→ DATASET CONTENT:
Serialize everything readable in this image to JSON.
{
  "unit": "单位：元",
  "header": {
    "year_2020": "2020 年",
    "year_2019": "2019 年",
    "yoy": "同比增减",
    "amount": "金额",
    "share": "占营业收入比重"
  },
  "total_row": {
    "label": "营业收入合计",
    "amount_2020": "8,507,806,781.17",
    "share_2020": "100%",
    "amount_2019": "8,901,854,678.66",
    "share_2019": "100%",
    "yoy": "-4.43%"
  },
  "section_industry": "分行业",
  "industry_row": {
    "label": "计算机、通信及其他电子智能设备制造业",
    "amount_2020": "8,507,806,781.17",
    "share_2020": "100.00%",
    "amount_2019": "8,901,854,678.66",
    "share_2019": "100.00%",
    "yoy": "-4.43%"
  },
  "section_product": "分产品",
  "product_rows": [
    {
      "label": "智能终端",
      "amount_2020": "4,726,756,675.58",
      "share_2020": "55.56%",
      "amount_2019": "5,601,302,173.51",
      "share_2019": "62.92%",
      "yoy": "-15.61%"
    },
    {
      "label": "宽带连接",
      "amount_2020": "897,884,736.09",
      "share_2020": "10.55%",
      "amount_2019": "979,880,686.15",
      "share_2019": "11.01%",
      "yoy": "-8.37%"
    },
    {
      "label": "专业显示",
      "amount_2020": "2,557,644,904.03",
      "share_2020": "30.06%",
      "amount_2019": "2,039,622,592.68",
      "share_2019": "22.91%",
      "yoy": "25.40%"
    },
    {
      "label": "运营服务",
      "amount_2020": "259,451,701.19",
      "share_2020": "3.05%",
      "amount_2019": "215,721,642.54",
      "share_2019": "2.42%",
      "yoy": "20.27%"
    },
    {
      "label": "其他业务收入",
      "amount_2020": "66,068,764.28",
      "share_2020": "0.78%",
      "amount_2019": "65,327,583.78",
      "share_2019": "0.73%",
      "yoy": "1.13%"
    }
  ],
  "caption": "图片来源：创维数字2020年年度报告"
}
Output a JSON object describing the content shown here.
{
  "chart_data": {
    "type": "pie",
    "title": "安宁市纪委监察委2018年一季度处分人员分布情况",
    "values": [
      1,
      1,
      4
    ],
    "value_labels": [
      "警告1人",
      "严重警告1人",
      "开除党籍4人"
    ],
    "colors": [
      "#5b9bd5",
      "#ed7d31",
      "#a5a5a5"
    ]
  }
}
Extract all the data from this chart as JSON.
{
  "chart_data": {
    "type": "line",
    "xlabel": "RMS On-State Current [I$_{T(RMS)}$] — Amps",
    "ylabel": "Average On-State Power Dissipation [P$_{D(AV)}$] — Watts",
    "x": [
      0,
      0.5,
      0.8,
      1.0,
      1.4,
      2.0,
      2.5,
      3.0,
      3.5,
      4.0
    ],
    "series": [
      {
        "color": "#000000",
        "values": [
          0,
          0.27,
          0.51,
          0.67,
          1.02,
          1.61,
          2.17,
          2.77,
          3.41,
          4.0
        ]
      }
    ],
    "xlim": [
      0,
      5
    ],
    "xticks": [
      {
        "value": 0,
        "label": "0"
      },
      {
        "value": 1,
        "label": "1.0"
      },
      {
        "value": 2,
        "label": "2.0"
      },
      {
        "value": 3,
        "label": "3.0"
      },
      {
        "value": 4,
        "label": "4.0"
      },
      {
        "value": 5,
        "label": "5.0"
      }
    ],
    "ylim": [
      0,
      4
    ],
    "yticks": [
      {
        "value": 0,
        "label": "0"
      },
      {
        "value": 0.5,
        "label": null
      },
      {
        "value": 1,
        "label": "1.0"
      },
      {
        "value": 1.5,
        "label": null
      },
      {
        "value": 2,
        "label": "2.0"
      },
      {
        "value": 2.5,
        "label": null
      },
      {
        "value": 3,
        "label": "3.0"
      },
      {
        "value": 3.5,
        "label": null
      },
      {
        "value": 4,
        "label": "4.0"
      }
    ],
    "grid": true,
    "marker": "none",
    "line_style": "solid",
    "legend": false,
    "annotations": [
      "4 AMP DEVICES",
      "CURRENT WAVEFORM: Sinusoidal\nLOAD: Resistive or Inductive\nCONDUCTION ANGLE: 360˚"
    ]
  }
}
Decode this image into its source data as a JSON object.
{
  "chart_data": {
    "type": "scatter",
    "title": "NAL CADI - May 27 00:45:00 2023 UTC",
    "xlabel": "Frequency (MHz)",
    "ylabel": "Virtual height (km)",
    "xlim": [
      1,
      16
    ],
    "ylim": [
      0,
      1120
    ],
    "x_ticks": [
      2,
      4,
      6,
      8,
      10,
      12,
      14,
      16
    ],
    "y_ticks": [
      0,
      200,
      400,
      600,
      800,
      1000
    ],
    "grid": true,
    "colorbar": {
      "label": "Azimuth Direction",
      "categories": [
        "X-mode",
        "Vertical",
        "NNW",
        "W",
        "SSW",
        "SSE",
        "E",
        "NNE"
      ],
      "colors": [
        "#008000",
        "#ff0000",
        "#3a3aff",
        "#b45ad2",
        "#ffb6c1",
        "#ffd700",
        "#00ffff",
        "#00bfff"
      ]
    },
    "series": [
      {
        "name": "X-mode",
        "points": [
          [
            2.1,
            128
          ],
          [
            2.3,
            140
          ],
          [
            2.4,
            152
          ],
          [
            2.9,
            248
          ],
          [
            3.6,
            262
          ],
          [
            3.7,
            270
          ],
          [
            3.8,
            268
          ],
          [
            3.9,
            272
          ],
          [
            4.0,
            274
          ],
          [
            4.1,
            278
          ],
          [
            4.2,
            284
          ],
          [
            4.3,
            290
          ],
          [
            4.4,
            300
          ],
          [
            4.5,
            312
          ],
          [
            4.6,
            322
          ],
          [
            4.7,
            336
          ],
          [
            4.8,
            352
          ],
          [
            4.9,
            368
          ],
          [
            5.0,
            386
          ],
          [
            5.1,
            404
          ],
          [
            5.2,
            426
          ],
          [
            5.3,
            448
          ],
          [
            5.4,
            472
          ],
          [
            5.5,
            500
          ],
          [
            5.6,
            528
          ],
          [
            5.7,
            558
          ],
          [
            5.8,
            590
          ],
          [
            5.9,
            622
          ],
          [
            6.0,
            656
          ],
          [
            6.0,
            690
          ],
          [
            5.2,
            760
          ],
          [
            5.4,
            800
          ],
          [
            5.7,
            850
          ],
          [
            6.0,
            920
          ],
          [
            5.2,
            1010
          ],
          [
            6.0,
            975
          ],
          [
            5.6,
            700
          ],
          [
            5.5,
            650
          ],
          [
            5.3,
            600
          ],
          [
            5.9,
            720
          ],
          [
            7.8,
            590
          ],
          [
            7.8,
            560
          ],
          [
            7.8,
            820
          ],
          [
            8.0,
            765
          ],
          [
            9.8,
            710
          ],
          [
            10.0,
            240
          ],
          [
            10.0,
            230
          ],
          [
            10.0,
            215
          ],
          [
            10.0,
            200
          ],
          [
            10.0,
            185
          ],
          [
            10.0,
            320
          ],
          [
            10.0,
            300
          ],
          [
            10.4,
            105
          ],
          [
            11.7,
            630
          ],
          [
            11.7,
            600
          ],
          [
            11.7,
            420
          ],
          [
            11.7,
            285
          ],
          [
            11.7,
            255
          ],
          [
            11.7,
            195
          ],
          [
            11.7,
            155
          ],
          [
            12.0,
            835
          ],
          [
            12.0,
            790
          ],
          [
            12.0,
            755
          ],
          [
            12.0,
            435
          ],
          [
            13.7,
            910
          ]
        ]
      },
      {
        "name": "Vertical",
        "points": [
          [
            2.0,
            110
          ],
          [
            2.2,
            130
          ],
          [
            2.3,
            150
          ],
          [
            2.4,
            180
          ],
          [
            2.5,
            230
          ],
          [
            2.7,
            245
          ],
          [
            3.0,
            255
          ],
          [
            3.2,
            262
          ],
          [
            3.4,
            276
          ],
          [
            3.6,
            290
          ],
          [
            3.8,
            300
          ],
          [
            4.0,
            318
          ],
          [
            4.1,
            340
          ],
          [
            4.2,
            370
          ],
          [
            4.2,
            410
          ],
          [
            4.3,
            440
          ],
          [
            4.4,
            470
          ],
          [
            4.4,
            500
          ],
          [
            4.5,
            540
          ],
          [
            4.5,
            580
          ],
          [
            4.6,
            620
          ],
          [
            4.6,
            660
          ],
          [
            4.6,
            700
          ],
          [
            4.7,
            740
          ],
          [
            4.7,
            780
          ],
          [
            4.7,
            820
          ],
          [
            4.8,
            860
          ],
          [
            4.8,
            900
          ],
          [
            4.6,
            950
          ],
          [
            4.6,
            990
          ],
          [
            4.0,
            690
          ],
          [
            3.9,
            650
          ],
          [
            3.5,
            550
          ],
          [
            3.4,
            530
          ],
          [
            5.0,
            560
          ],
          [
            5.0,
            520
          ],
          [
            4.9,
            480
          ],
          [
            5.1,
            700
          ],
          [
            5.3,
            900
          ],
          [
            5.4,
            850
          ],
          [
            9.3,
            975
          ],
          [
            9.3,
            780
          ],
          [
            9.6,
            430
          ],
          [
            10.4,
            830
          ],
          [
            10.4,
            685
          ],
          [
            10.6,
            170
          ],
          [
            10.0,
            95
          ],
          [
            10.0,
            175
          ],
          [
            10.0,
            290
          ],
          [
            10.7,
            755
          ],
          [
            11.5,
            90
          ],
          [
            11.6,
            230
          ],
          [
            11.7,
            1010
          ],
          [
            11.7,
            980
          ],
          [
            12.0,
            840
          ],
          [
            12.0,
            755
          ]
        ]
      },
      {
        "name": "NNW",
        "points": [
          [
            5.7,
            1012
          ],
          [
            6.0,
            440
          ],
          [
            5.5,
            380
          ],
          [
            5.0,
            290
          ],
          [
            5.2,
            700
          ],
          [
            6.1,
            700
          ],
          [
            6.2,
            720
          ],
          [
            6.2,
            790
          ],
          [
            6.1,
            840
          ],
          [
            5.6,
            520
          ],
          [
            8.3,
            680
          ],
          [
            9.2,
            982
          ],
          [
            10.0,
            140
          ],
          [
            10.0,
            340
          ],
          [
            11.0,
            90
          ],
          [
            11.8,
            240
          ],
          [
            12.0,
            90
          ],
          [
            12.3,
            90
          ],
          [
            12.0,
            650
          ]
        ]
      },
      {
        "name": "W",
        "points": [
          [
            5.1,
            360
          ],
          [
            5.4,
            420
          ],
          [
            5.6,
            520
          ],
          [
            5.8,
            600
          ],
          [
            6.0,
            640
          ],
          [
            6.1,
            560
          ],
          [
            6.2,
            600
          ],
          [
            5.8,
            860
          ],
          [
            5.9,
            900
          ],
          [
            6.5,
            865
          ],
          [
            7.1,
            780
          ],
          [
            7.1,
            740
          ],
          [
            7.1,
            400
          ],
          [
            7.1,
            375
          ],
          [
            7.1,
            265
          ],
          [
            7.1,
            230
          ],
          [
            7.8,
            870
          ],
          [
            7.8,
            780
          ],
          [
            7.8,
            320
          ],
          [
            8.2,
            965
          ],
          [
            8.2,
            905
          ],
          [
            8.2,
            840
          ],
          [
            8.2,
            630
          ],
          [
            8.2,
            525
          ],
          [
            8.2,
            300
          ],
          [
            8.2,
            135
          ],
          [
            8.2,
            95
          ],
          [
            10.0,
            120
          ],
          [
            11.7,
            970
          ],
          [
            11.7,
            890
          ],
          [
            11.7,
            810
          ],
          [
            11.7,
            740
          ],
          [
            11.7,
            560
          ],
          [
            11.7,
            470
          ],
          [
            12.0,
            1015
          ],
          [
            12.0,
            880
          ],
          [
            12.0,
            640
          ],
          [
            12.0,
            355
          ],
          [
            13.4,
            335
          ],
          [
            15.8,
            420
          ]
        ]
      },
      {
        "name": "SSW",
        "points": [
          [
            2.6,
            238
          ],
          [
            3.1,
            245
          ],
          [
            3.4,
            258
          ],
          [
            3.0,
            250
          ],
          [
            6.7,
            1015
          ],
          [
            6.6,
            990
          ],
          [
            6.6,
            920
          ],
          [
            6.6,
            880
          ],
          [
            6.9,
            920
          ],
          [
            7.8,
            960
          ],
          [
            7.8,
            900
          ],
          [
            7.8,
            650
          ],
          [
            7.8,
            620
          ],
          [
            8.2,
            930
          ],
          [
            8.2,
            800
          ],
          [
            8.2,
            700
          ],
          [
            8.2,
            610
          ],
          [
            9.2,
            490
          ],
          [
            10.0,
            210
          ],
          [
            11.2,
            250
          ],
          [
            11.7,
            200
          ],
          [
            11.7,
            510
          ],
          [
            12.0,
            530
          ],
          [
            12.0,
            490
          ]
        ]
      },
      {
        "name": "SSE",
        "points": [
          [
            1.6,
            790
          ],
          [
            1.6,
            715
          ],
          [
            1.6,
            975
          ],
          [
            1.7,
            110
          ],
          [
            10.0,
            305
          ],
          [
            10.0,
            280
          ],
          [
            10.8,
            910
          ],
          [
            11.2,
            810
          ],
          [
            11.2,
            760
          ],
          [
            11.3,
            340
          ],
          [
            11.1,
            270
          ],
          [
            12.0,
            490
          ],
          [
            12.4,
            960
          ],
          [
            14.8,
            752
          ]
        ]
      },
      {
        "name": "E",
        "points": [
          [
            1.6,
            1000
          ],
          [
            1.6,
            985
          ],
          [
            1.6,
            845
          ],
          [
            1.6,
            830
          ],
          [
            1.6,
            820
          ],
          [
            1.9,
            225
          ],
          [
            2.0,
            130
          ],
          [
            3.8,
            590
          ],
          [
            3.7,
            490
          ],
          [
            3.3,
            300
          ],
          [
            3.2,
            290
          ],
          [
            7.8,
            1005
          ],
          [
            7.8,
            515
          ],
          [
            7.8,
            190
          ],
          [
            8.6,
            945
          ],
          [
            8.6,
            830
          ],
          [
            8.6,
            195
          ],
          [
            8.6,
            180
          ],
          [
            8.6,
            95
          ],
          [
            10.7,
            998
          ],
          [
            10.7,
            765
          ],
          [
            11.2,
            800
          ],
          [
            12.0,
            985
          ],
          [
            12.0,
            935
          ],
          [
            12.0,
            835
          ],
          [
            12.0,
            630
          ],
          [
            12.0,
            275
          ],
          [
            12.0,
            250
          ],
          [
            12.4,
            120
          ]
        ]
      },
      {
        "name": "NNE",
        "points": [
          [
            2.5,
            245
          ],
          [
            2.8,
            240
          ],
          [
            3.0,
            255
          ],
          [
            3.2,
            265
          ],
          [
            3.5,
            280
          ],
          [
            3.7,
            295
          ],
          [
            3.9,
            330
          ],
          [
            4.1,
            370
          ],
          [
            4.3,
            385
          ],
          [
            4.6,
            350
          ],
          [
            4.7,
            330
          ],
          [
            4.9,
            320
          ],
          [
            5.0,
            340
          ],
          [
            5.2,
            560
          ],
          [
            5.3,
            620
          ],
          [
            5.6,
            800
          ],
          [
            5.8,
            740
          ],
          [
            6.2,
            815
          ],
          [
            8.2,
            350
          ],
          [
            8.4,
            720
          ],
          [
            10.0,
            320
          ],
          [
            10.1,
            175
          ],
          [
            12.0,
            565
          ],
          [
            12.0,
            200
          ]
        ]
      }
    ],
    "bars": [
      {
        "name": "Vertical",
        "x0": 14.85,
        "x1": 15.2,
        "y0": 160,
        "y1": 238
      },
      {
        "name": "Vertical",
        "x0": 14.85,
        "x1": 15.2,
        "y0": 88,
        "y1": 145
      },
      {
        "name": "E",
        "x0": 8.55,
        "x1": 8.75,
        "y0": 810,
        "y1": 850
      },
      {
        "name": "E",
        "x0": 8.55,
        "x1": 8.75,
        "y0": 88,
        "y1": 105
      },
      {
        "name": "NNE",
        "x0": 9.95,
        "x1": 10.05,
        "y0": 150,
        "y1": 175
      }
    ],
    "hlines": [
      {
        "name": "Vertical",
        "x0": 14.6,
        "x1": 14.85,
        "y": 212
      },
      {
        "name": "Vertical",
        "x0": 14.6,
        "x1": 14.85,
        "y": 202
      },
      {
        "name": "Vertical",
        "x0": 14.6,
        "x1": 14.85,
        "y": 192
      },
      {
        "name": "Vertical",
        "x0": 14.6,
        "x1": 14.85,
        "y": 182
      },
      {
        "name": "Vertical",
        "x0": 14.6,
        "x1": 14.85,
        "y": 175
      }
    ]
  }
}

→ TASK GOAL:
Work out the count of lines containing the word "ylabel", then write only that count.

→ COMPLETE OUTPUT:
2